Set exercise
Copy every line from the records below that holds the word "Number".

═════ Data rows

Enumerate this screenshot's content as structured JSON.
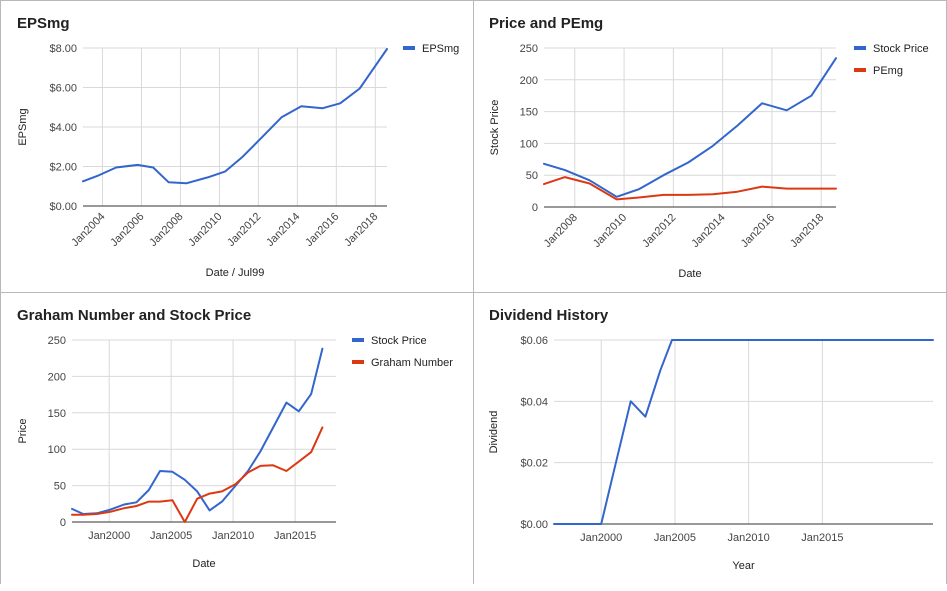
{
  "charts": [
    {
      "id": "eps",
      "title": "EPSmg",
      "xlabel": "Date / Jul99",
      "ylabel": "EPSmg",
      "legend_position": "right",
      "grid": true,
      "chart_data": {
        "type": "line",
        "title": "EPSmg",
        "xlabel": "Date / Jul99",
        "ylabel": "EPSmg",
        "xlim": [
          2003.0,
          2018.6
        ],
        "ylim": [
          0,
          8
        ],
        "x_ticks": [
          {
            "v": 2004.0,
            "label": "Jan2004"
          },
          {
            "v": 2006.0,
            "label": "Jan2006"
          },
          {
            "v": 2008.0,
            "label": "Jan2008"
          },
          {
            "v": 2010.0,
            "label": "Jan2010"
          },
          {
            "v": 2012.0,
            "label": "Jan2012"
          },
          {
            "v": 2014.0,
            "label": "Jan2014"
          },
          {
            "v": 2016.0,
            "label": "Jan2016"
          },
          {
            "v": 2018.0,
            "label": "Jan2018"
          }
        ],
        "y_ticks": [
          {
            "v": 0,
            "label": "$0.00"
          },
          {
            "v": 2,
            "label": "$2.00"
          },
          {
            "v": 4,
            "label": "$4.00"
          },
          {
            "v": 6,
            "label": "$6.00"
          },
          {
            "v": 8,
            "label": "$8.00"
          }
        ],
        "series": [
          {
            "name": "EPSmg",
            "color": "#3366cc",
            "points": [
              [
                2003.0,
                1.25
              ],
              [
                2003.8,
                1.55
              ],
              [
                2004.7,
                1.95
              ],
              [
                2005.8,
                2.08
              ],
              [
                2006.6,
                1.95
              ],
              [
                2007.4,
                1.2
              ],
              [
                2008.3,
                1.15
              ],
              [
                2009.4,
                1.45
              ],
              [
                2010.3,
                1.75
              ],
              [
                2011.2,
                2.5
              ],
              [
                2012.2,
                3.5
              ],
              [
                2013.2,
                4.5
              ],
              [
                2014.2,
                5.05
              ],
              [
                2015.3,
                4.95
              ],
              [
                2016.2,
                5.2
              ],
              [
                2017.2,
                5.95
              ],
              [
                2018.6,
                7.95
              ]
            ]
          }
        ]
      }
    },
    {
      "id": "price-pe",
      "title": "Price and PEmg",
      "xlabel": "Date",
      "ylabel": "Stock Price",
      "legend_position": "right",
      "grid": true,
      "chart_data": {
        "type": "line",
        "title": "Price and PEmg",
        "xlabel": "Date",
        "ylabel": "Stock Price",
        "xlim": [
          2006.75,
          2018.6
        ],
        "ylim": [
          0,
          250
        ],
        "x_ticks": [
          {
            "v": 2008.0,
            "label": "Jan2008"
          },
          {
            "v": 2010.0,
            "label": "Jan2010"
          },
          {
            "v": 2012.0,
            "label": "Jan2012"
          },
          {
            "v": 2014.0,
            "label": "Jan2014"
          },
          {
            "v": 2016.0,
            "label": "Jan2016"
          },
          {
            "v": 2018.0,
            "label": "Jan2018"
          }
        ],
        "y_ticks": [
          {
            "v": 0,
            "label": "0"
          },
          {
            "v": 50,
            "label": "50"
          },
          {
            "v": 100,
            "label": "100"
          },
          {
            "v": 150,
            "label": "150"
          },
          {
            "v": 200,
            "label": "200"
          },
          {
            "v": 250,
            "label": "250"
          }
        ],
        "series": [
          {
            "name": "Stock Price",
            "color": "#3366cc",
            "points": [
              [
                2006.75,
                68
              ],
              [
                2007.6,
                58
              ],
              [
                2008.6,
                42
              ],
              [
                2009.7,
                16
              ],
              [
                2010.6,
                28
              ],
              [
                2011.6,
                50
              ],
              [
                2012.6,
                70
              ],
              [
                2013.6,
                96
              ],
              [
                2014.6,
                128
              ],
              [
                2015.6,
                163
              ],
              [
                2016.6,
                152
              ],
              [
                2017.6,
                175
              ],
              [
                2018.6,
                234
              ]
            ]
          },
          {
            "name": "PEmg",
            "color": "#dc3912",
            "points": [
              [
                2006.75,
                36
              ],
              [
                2007.6,
                47
              ],
              [
                2008.6,
                37
              ],
              [
                2009.7,
                12
              ],
              [
                2010.6,
                15
              ],
              [
                2011.6,
                19
              ],
              [
                2012.6,
                19
              ],
              [
                2013.6,
                20
              ],
              [
                2014.6,
                24
              ],
              [
                2015.6,
                32
              ],
              [
                2016.6,
                29
              ],
              [
                2017.6,
                29
              ],
              [
                2018.6,
                29
              ]
            ]
          }
        ]
      }
    },
    {
      "id": "graham",
      "title": "Graham Number and Stock Price",
      "xlabel": "Date",
      "ylabel": "Price",
      "legend_position": "right",
      "grid": true,
      "chart_data": {
        "type": "line",
        "title": "Graham Number and Stock Price",
        "xlabel": "Date",
        "ylabel": "Price",
        "xlim": [
          1997.0,
          2018.3
        ],
        "ylim": [
          0,
          250
        ],
        "x_ticks": [
          {
            "v": 2000,
            "label": "Jan2000"
          },
          {
            "v": 2005,
            "label": "Jan2005"
          },
          {
            "v": 2010,
            "label": "Jan2010"
          },
          {
            "v": 2015,
            "label": "Jan2015"
          }
        ],
        "y_ticks": [
          {
            "v": 0,
            "label": "0"
          },
          {
            "v": 50,
            "label": "50"
          },
          {
            "v": 100,
            "label": "100"
          },
          {
            "v": 150,
            "label": "150"
          },
          {
            "v": 200,
            "label": "200"
          },
          {
            "v": 250,
            "label": "250"
          }
        ],
        "series": [
          {
            "name": "Stock Price",
            "color": "#3366cc",
            "points": [
              [
                1997.0,
                18
              ],
              [
                1997.9,
                11
              ],
              [
                1999.0,
                12
              ],
              [
                2000.1,
                17
              ],
              [
                2001.2,
                24
              ],
              [
                2002.2,
                27
              ],
              [
                2003.2,
                44
              ],
              [
                2004.1,
                70
              ],
              [
                2005.1,
                69
              ],
              [
                2006.1,
                58
              ],
              [
                2007.1,
                42
              ],
              [
                2008.1,
                16
              ],
              [
                2009.1,
                28
              ],
              [
                2010.2,
                50
              ],
              [
                2011.2,
                70
              ],
              [
                2012.2,
                97
              ],
              [
                2013.2,
                129
              ],
              [
                2014.3,
                164
              ],
              [
                2015.3,
                152
              ],
              [
                2016.3,
                176
              ],
              [
                2017.2,
                238
              ]
            ]
          },
          {
            "name": "Graham Number",
            "color": "#dc3912",
            "points": [
              [
                1997.0,
                10
              ],
              [
                1997.9,
                10
              ],
              [
                1999.0,
                11
              ],
              [
                2000.1,
                14
              ],
              [
                2001.2,
                19
              ],
              [
                2002.2,
                22
              ],
              [
                2003.2,
                28
              ],
              [
                2004.1,
                28
              ],
              [
                2005.1,
                30
              ],
              [
                2006.1,
                0
              ],
              [
                2007.1,
                32
              ],
              [
                2008.1,
                39
              ],
              [
                2009.1,
                42
              ],
              [
                2010.2,
                52
              ],
              [
                2011.2,
                68
              ],
              [
                2012.2,
                77
              ],
              [
                2013.2,
                78
              ],
              [
                2014.3,
                70
              ],
              [
                2015.3,
                83
              ],
              [
                2016.3,
                96
              ],
              [
                2017.2,
                130
              ]
            ]
          }
        ]
      }
    },
    {
      "id": "dividend",
      "title": "Dividend History",
      "xlabel": "Year",
      "ylabel": "Dividend",
      "legend_position": "none",
      "grid": true,
      "chart_data": {
        "type": "line",
        "title": "Dividend History",
        "xlabel": "Year",
        "ylabel": "Dividend",
        "xlim": [
          1996.8,
          2022.5
        ],
        "ylim": [
          0,
          0.06
        ],
        "x_ticks": [
          {
            "v": 2000,
            "label": "Jan2000"
          },
          {
            "v": 2005,
            "label": "Jan2005"
          },
          {
            "v": 2010,
            "label": "Jan2010"
          },
          {
            "v": 2015,
            "label": "Jan2015"
          }
        ],
        "y_ticks": [
          {
            "v": 0,
            "label": "$0.00"
          },
          {
            "v": 0.02,
            "label": "$0.02"
          },
          {
            "v": 0.04,
            "label": "$0.04"
          },
          {
            "v": 0.06,
            "label": "$0.06"
          }
        ],
        "series": [
          {
            "name": "",
            "color": "#3366cc",
            "points": [
              [
                1996.8,
                0
              ],
              [
                2000.0,
                0
              ],
              [
                2001.0,
                0.02
              ],
              [
                2002.0,
                0.04
              ],
              [
                2003.0,
                0.035
              ],
              [
                2004.0,
                0.05
              ],
              [
                2004.8,
                0.06
              ],
              [
                2022.5,
                0.06
              ]
            ]
          }
        ]
      }
    }
  ]
}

══════════

Output for this task
      "title": "Graham Number and Stock Price",
        "title": "Graham Number and Stock Price",
            "name": "Graham Number",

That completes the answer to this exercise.